▶ [What is asked] Copy all the data exactly, except the pictures.

╭──

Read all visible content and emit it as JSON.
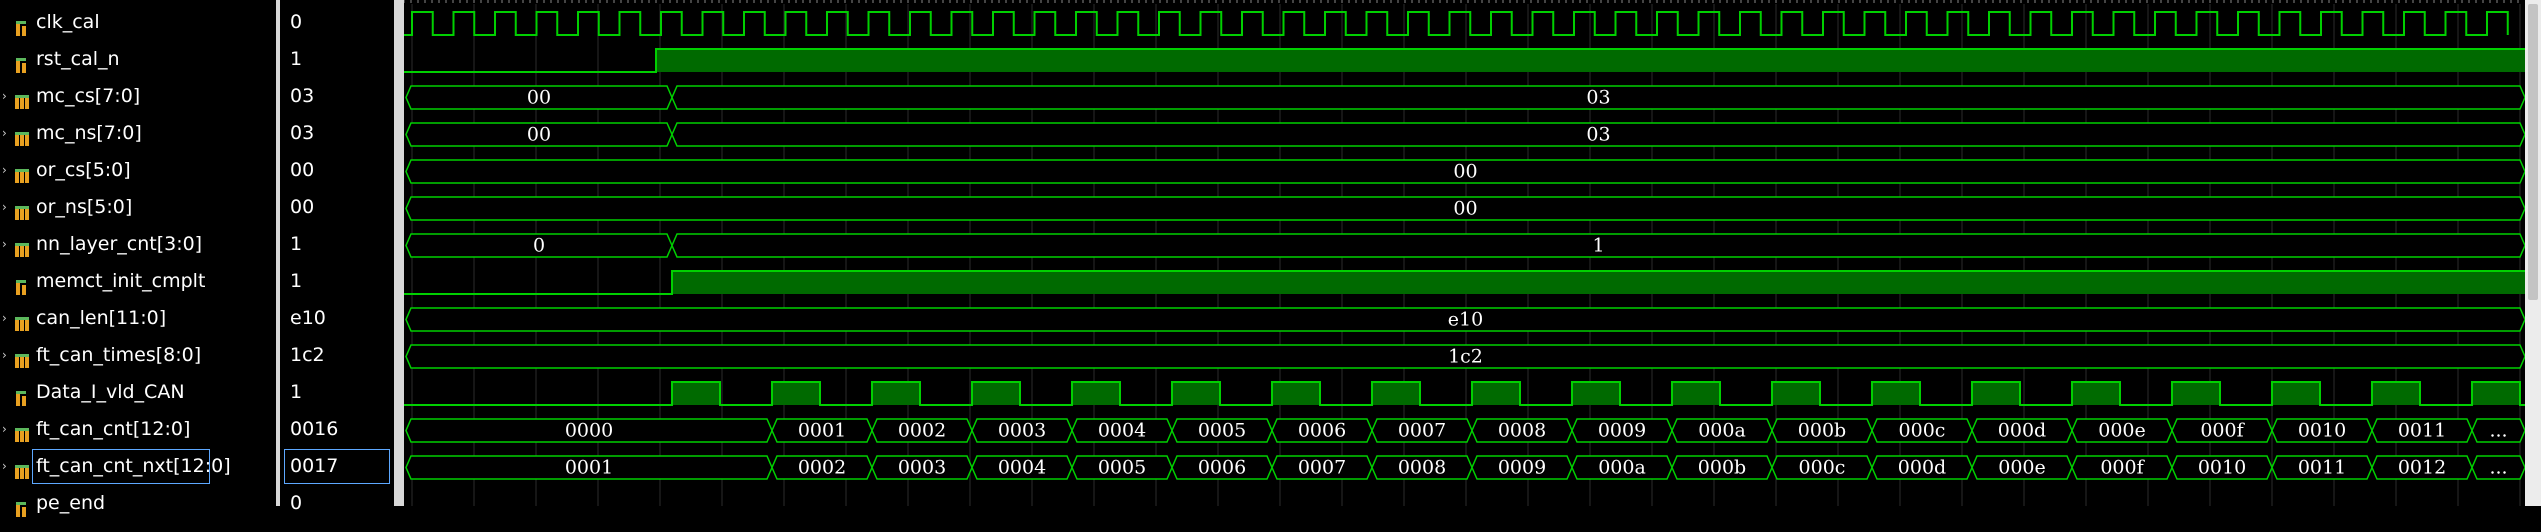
{
  "signals": [
    {
      "name": "clk_cal",
      "value": "0",
      "icon": "logic-signal-icon",
      "bus": false
    },
    {
      "name": "rst_cal_n",
      "value": "1",
      "icon": "logic-signal-icon",
      "bus": false
    },
    {
      "name": "mc_cs[7:0]",
      "value": "03",
      "icon": "bus-signal-icon",
      "bus": true
    },
    {
      "name": "mc_ns[7:0]",
      "value": "03",
      "icon": "bus-signal-icon",
      "bus": true
    },
    {
      "name": "or_cs[5:0]",
      "value": "00",
      "icon": "bus-signal-icon",
      "bus": true
    },
    {
      "name": "or_ns[5:0]",
      "value": "00",
      "icon": "bus-signal-icon",
      "bus": true
    },
    {
      "name": "nn_layer_cnt[3:0]",
      "value": "1",
      "icon": "bus-signal-icon",
      "bus": true
    },
    {
      "name": "memct_init_cmplt",
      "value": "1",
      "icon": "logic-signal-icon",
      "bus": false
    },
    {
      "name": "can_len[11:0]",
      "value": "e10",
      "icon": "bus-signal-icon",
      "bus": true
    },
    {
      "name": "ft_can_times[8:0]",
      "value": "1c2",
      "icon": "bus-signal-icon",
      "bus": true
    },
    {
      "name": "Data_I_vld_CAN",
      "value": "1",
      "icon": "logic-signal-icon",
      "bus": false
    },
    {
      "name": "ft_can_cnt[12:0]",
      "value": "0016",
      "icon": "bus-signal-icon",
      "bus": true
    },
    {
      "name": "ft_can_cnt_nxt[12:0]",
      "value": "0017",
      "icon": "bus-signal-icon",
      "bus": true,
      "selected": true
    },
    {
      "name": "pe_end",
      "value": "0",
      "icon": "logic-signal-icon",
      "bus": false
    }
  ],
  "waves": {
    "mc_cs": [
      "00",
      "03"
    ],
    "mc_ns": [
      "00",
      "03"
    ],
    "or_cs": [
      "00"
    ],
    "or_ns": [
      "00"
    ],
    "nn_layer_cnt": [
      "0",
      "1"
    ],
    "can_len": [
      "e10"
    ],
    "ft_can_times": [
      "1c2"
    ],
    "ft_can_cnt": [
      "0000",
      "0001",
      "0002",
      "0003",
      "0004",
      "0005",
      "0006",
      "0007",
      "0008",
      "0009",
      "000a",
      "000b",
      "000c",
      "000d",
      "000e",
      "000f",
      "0010",
      "0011",
      "..."
    ],
    "ft_can_cnt_nxt": [
      "0001",
      "0002",
      "0003",
      "0004",
      "0005",
      "0006",
      "0007",
      "0008",
      "0009",
      "000a",
      "000b",
      "000c",
      "000d",
      "000e",
      "000f",
      "0010",
      "0011",
      "0012",
      "..."
    ]
  },
  "colors": {
    "wave": "#00d000",
    "wave_fill": "#006a00",
    "grid": "#2c2c2c",
    "background": "#000000",
    "selection": "#5da8ff"
  }
}
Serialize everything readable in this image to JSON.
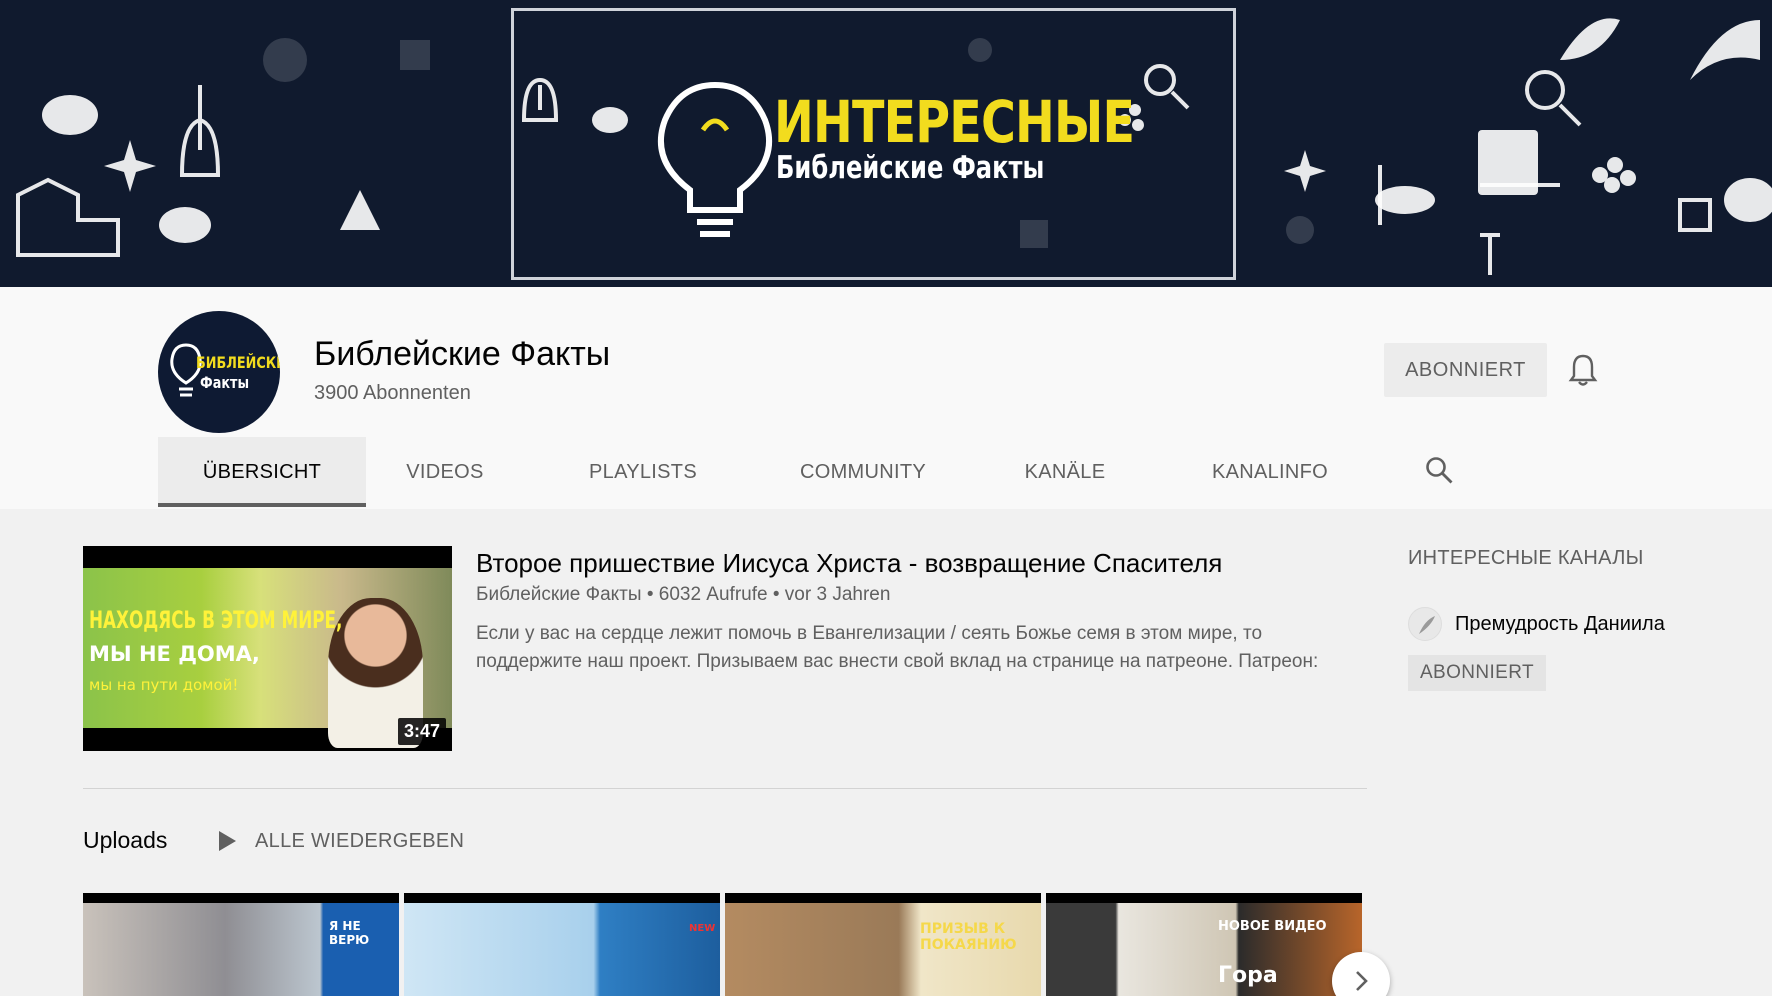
{
  "banner": {
    "title": "ИНТЕРЕСНЫЕ",
    "subtitle": "Библейские Факты"
  },
  "avatar": {
    "line1": "БИБЛЕЙСКИЕ",
    "line2": "Факты"
  },
  "channel": {
    "name": "Библейские Факты",
    "subscribers": "3900 Abonnenten",
    "subscribe_label": "ABONNIERT"
  },
  "tabs": [
    {
      "label": "ÜBERSICHT",
      "active": true
    },
    {
      "label": "VIDEOS"
    },
    {
      "label": "PLAYLISTS"
    },
    {
      "label": "COMMUNITY"
    },
    {
      "label": "KANÄLE"
    },
    {
      "label": "KANALINFO"
    }
  ],
  "featured": {
    "thumb_line1": "НАХОДЯСЬ В ЭТОМ МИРЕ,",
    "thumb_line2": "МЫ НЕ ДОМА,",
    "thumb_line3": "мы на пути домой!",
    "duration": "3:47",
    "title": "Второе пришествие Иисуса Христа - возвращение Спасителя",
    "channel": "Библейские Факты",
    "views": "6032 Aufrufe",
    "age": "vor 3 Jahren",
    "description": "Если у вас на сердце лежит помочь в Евангелизации / сеять Божье семя в этом мире, то поддержите наш проект. Призываем вас внести свой вклад на странице на патреоне. Патреон:"
  },
  "uploads": {
    "label": "Uploads",
    "play_all": "ALLE WIEDERGEBEN",
    "thumbs": [
      {
        "text": "Я НЕ ВЕРЮ"
      },
      {
        "text": "NEW"
      },
      {
        "text": "ПРИЗЫВ К ПОКАЯНИЮ"
      },
      {
        "text": "НОВОЕ ВИДЕО",
        "text2": "Гора"
      }
    ]
  },
  "sidebar": {
    "title": "ИНТЕРЕСНЫЕ КАНАЛЫ",
    "channel_name": "Премудрость Даниила",
    "button": "ABONNIERT"
  },
  "colors": {
    "banner_bg": "#101a2e",
    "banner_title": "#f2dc1e",
    "text_secondary": "#606060"
  }
}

╰──

▶ [Full response]
Read all visible content and emit it as JSON.
{
  "signals": [
    {
      "name": "clk_cal",
      "value": "0",
      "icon": "logic-signal-icon",
      "bus": false
    },
    {
      "name": "rst_cal_n",
      "value": "1",
      "icon": "logic-signal-icon",
      "bus": false
    },
    {
      "name": "mc_cs[7:0]",
      "value": "03",
      "icon": "bus-signal-icon",
      "bus": true
    },
    {
      "name": "mc_ns[7:0]",
      "value": "03",
      "icon": "bus-signal-icon",
      "bus": true
    },
    {
      "name": "or_cs[5:0]",
      "value": "00",
      "icon": "bus-signal-icon",
      "bus": true
    },
    {
      "name": "or_ns[5:0]",
      "value": "00",
      "icon": "bus-signal-icon",
      "bus": true
    },
    {
      "name": "nn_layer_cnt[3:0]",
      "value": "1",
      "icon": "bus-signal-icon",
      "bus": true
    },
    {
      "name": "memct_init_cmplt",
      "value": "1",
      "icon": "logic-signal-icon",
      "bus": false
    },
    {
      "name": "can_len[11:0]",
      "value": "e10",
      "icon": "bus-signal-icon",
      "bus": true
    },
    {
      "name": "ft_can_times[8:0]",
      "value": "1c2",
      "icon": "bus-signal-icon",
      "bus": true
    },
    {
      "name": "Data_I_vld_CAN",
      "value": "1",
      "icon": "logic-signal-icon",
      "bus": false
    },
    {
      "name": "ft_can_cnt[12:0]",
      "value": "0016",
      "icon": "bus-signal-icon",
      "bus": true
    },
    {
      "name": "ft_can_cnt_nxt[12:0]",
      "value": "0017",
      "icon": "bus-signal-icon",
      "bus": true,
      "selected": true
    },
    {
      "name": "pe_end",
      "value": "0",
      "icon": "logic-signal-icon",
      "bus": false
    }
  ],
  "waves": {
    "mc_cs": [
      "00",
      "03"
    ],
    "mc_ns": [
      "00",
      "03"
    ],
    "or_cs": [
      "00"
    ],
    "or_ns": [
      "00"
    ],
    "nn_layer_cnt": [
      "0",
      "1"
    ],
    "can_len": [
      "e10"
    ],
    "ft_can_times": [
      "1c2"
    ],
    "ft_can_cnt": [
      "0000",
      "0001",
      "0002",
      "0003",
      "0004",
      "0005",
      "0006",
      "0007",
      "0008",
      "0009",
      "000a",
      "000b",
      "000c",
      "000d",
      "000e",
      "000f",
      "0010",
      "0011",
      "..."
    ],
    "ft_can_cnt_nxt": [
      "0001",
      "0002",
      "0003",
      "0004",
      "0005",
      "0006",
      "0007",
      "0008",
      "0009",
      "000a",
      "000b",
      "000c",
      "000d",
      "000e",
      "000f",
      "0010",
      "0011",
      "0012",
      "..."
    ]
  },
  "colors": {
    "wave": "#00d000",
    "wave_fill": "#006a00",
    "grid": "#2c2c2c",
    "background": "#000000",
    "selection": "#5da8ff"
  }
}
Serialize everything readable in this image to JSON.
{
  "banner": {
    "title": "ИНТЕРЕСНЫЕ",
    "subtitle": "Библейские Факты"
  },
  "avatar": {
    "line1": "БИБЛЕЙСКИЕ",
    "line2": "Факты"
  },
  "channel": {
    "name": "Библейские Факты",
    "subscribers": "3900 Abonnenten",
    "subscribe_label": "ABONNIERT"
  },
  "tabs": [
    {
      "label": "ÜBERSICHT",
      "active": true
    },
    {
      "label": "VIDEOS"
    },
    {
      "label": "PLAYLISTS"
    },
    {
      "label": "COMMUNITY"
    },
    {
      "label": "KANÄLE"
    },
    {
      "label": "KANALINFO"
    }
  ],
  "featured": {
    "thumb_line1": "НАХОДЯСЬ В ЭТОМ МИРЕ,",
    "thumb_line2": "МЫ НЕ ДОМА,",
    "thumb_line3": "мы на пути домой!",
    "duration": "3:47",
    "title": "Второе пришествие Иисуса Христа - возвращение Спасителя",
    "channel": "Библейские Факты",
    "views": "6032 Aufrufe",
    "age": "vor 3 Jahren",
    "description": "Если у вас на сердце лежит помочь в Евангелизации / сеять Божье семя в этом мире, то поддержите наш проект. Призываем вас внести свой вклад на странице на патреоне. Патреон:"
  },
  "uploads": {
    "label": "Uploads",
    "play_all": "ALLE WIEDERGEBEN",
    "thumbs": [
      {
        "text": "Я НЕ ВЕРЮ"
      },
      {
        "text": "NEW"
      },
      {
        "text": "ПРИЗЫВ К ПОКАЯНИЮ"
      },
      {
        "text": "НОВОЕ ВИДЕО",
        "text2": "Гора"
      }
    ]
  },
  "sidebar": {
    "title": "ИНТЕРЕСНЫЕ КАНАЛЫ",
    "channel_name": "Премудрость Даниила",
    "button": "ABONNIERT"
  },
  "colors": {
    "banner_bg": "#101a2e",
    "banner_title": "#f2dc1e",
    "text_secondary": "#606060"
  }
}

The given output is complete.